— Excerpt from a dataset —
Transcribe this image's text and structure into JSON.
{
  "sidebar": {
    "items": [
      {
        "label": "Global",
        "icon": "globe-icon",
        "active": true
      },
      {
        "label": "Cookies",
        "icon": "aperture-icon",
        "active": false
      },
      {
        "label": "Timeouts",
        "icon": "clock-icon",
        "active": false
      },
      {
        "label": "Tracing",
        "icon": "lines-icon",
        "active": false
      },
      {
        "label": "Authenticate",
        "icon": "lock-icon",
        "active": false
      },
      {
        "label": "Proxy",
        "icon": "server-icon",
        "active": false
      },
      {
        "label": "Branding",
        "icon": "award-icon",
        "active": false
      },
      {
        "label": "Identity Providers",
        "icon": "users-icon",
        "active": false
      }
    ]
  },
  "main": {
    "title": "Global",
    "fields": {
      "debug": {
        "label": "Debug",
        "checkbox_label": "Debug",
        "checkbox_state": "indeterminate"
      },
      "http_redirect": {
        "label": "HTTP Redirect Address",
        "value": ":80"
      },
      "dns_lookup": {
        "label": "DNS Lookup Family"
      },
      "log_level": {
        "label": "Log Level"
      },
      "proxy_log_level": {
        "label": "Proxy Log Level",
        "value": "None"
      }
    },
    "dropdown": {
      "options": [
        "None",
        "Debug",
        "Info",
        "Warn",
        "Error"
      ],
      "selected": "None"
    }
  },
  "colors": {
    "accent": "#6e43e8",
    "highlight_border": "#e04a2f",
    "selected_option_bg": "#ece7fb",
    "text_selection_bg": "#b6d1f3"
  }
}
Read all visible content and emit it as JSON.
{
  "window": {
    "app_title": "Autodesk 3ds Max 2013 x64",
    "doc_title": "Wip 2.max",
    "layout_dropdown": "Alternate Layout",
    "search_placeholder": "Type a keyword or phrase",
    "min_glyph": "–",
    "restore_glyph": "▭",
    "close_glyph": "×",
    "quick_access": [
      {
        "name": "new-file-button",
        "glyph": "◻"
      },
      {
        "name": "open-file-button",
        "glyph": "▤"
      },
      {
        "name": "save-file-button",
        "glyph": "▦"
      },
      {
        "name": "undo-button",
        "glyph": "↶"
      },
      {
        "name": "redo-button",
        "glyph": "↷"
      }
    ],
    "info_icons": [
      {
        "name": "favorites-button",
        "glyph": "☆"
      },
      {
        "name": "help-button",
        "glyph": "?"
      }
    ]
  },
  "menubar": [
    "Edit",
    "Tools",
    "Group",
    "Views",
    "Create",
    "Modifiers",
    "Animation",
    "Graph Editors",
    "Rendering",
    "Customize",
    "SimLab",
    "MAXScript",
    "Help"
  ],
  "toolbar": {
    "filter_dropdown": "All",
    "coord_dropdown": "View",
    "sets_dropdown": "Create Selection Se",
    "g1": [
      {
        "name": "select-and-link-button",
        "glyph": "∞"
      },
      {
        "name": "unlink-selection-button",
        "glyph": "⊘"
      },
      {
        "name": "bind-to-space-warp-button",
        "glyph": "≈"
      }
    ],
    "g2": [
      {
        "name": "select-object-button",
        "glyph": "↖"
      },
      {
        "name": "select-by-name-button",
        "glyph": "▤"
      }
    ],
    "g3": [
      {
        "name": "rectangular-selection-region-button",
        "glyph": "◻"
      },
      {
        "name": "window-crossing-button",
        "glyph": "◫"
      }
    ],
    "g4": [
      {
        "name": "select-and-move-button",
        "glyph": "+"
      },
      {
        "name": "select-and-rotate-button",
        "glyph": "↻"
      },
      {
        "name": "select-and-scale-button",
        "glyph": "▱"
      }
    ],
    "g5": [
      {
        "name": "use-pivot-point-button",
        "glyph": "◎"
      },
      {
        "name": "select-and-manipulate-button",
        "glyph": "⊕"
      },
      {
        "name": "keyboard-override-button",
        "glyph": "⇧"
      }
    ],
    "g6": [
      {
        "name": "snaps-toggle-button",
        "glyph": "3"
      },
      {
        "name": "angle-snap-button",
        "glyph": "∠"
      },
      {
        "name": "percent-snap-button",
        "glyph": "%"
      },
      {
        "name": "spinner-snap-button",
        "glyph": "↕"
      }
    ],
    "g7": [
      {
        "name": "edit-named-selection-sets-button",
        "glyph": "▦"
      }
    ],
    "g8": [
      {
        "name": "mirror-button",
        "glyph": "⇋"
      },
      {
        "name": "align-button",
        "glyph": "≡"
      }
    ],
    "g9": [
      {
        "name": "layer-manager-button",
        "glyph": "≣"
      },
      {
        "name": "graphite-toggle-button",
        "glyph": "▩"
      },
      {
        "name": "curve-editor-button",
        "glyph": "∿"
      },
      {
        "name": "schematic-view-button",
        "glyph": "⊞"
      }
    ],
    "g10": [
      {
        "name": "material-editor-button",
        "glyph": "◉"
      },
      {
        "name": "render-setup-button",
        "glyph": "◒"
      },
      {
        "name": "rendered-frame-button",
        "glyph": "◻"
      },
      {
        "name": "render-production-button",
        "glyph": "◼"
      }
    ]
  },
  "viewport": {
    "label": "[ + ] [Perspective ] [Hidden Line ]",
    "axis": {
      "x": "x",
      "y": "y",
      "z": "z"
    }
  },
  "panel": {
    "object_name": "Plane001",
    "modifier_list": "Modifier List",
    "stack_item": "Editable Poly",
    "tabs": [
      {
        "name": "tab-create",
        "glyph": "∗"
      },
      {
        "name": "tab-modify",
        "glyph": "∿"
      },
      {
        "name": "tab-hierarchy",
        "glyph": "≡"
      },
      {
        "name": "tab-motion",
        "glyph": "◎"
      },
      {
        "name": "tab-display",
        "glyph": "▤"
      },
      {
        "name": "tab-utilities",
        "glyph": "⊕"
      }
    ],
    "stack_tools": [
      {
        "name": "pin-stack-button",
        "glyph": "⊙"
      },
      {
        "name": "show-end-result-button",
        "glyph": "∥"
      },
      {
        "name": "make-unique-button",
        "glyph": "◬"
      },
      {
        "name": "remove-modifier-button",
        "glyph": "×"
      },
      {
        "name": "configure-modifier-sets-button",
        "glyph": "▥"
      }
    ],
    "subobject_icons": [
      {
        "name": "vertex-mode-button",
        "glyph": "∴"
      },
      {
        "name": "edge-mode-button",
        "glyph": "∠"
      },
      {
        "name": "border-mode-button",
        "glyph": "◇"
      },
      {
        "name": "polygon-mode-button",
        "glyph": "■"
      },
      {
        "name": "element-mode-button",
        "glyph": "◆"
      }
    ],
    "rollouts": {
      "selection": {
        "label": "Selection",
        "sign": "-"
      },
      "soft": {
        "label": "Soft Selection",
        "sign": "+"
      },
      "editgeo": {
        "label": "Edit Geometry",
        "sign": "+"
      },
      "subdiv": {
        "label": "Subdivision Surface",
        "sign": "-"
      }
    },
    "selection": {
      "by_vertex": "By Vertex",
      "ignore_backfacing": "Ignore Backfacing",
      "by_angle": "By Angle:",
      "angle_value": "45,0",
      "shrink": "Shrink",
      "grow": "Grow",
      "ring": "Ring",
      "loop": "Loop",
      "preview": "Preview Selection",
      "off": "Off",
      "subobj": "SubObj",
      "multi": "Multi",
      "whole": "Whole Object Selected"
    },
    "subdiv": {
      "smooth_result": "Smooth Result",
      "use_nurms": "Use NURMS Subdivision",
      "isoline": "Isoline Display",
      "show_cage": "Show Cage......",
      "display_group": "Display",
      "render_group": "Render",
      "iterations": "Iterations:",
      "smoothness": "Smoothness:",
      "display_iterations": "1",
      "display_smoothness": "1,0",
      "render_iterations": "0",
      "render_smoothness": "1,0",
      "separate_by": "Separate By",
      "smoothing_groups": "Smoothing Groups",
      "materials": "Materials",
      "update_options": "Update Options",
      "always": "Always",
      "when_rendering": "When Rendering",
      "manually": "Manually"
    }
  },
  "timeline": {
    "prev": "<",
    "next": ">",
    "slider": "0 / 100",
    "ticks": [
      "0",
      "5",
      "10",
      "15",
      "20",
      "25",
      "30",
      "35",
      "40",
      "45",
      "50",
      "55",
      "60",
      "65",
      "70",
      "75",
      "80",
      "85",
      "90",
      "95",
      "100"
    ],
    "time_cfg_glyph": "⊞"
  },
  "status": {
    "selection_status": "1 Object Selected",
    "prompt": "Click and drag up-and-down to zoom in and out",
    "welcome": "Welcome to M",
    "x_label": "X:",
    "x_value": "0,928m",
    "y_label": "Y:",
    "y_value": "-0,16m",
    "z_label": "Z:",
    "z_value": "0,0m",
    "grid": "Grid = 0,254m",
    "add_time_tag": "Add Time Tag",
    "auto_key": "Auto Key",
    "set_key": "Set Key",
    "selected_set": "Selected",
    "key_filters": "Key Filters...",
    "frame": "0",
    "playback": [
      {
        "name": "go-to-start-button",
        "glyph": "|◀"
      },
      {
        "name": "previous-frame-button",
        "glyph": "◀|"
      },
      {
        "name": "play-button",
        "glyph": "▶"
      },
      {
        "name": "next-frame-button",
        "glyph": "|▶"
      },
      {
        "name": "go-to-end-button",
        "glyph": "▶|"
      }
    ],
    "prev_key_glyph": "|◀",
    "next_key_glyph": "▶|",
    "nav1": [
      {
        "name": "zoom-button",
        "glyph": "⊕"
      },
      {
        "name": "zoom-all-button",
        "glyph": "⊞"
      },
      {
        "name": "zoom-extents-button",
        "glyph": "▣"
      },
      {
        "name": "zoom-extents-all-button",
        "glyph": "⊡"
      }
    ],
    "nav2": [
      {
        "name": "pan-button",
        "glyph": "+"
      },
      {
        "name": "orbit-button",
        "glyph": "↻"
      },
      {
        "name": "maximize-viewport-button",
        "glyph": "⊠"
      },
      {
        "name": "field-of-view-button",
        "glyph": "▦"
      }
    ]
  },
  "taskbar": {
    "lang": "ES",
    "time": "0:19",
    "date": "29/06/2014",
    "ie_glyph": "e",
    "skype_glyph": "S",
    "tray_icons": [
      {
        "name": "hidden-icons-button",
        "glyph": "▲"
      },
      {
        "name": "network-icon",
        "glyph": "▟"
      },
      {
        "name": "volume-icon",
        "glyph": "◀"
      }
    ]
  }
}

— Instructions to follow —
Where a line holds "window", copy it out.

— Completed exercise —
  "window": {
        "name": "window-crossing-button",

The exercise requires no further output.